**What you are asked to do:**
Write out the data below, reproducing every line character for character.

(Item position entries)
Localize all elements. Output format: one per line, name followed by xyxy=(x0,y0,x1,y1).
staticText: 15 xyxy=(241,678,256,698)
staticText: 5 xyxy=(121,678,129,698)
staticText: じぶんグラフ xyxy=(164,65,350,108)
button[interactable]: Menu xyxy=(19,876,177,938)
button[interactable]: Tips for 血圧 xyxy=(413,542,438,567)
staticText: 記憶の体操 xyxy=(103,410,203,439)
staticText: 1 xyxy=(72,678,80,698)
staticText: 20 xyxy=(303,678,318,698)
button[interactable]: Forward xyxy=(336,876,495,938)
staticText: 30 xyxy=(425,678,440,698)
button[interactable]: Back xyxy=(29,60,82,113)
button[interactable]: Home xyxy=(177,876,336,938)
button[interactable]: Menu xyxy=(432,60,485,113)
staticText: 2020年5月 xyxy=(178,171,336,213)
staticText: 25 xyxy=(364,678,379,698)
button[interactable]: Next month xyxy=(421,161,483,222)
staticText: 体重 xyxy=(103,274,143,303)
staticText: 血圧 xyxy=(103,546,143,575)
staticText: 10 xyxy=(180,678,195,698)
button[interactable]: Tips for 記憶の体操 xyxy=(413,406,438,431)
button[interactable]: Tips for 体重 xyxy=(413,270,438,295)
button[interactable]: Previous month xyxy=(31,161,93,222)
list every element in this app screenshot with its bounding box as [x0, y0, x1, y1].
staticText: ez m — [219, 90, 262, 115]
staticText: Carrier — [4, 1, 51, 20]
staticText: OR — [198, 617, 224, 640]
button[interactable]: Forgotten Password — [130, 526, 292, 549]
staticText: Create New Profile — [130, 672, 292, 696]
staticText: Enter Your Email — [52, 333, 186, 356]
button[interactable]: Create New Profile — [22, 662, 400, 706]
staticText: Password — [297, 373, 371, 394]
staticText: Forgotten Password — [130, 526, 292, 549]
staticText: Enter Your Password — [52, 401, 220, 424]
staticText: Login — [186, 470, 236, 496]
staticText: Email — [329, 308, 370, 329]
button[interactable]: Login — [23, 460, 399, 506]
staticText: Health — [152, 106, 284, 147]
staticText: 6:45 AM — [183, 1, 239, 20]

**Answer below:**
Localize all elements. Output format: one per line, name followed by xyxy=(x0,y0,x1,y1).
staticText: 15 xyxy=(241,678,256,698)
staticText: 5 xyxy=(121,678,129,698)
staticText: じぶんグラフ xyxy=(164,65,350,108)
button[interactable]: Menu xyxy=(19,876,177,938)
button[interactable]: Tips for 血圧 xyxy=(413,542,438,567)
staticText: 記憶の体操 xyxy=(103,410,203,439)
staticText: 1 xyxy=(72,678,80,698)
staticText: 20 xyxy=(303,678,318,698)
button[interactable]: Forward xyxy=(336,876,495,938)
staticText: 30 xyxy=(425,678,440,698)
button[interactable]: Back xyxy=(29,60,82,113)
button[interactable]: Home xyxy=(177,876,336,938)
button[interactable]: Menu xyxy=(432,60,485,113)
staticText: 2020年5月 xyxy=(178,171,336,213)
staticText: 25 xyxy=(364,678,379,698)
button[interactable]: Next month xyxy=(421,161,483,222)
staticText: 体重 xyxy=(103,274,143,303)
staticText: 血圧 xyxy=(103,546,143,575)
staticText: 10 xyxy=(180,678,195,698)
button[interactable]: Tips for 記憶の体操 xyxy=(413,406,438,431)
button[interactable]: Tips for 体重 xyxy=(413,270,438,295)
button[interactable]: Previous month xyxy=(31,161,93,222)
list every element in this app screenshot with its bounding box as [x0, y0, x1, y1].
staticText: ez m — [219, 90, 262, 115]
staticText: Carrier — [4, 1, 51, 20]
staticText: OR — [198, 617, 224, 640]
button[interactable]: Forgotten Password — [130, 526, 292, 549]
staticText: Create New Profile — [130, 672, 292, 696]
staticText: Enter Your Email — [52, 333, 186, 356]
button[interactable]: Create New Profile — [22, 662, 400, 706]
staticText: Password — [297, 373, 371, 394]
staticText: Forgotten Password — [130, 526, 292, 549]
staticText: Enter Your Password — [52, 401, 220, 424]
staticText: Login — [186, 470, 236, 496]
staticText: Email — [329, 308, 370, 329]
button[interactable]: Login — [23, 460, 399, 506]
staticText: Health — [152, 106, 284, 147]
staticText: 6:45 AM — [183, 1, 239, 20]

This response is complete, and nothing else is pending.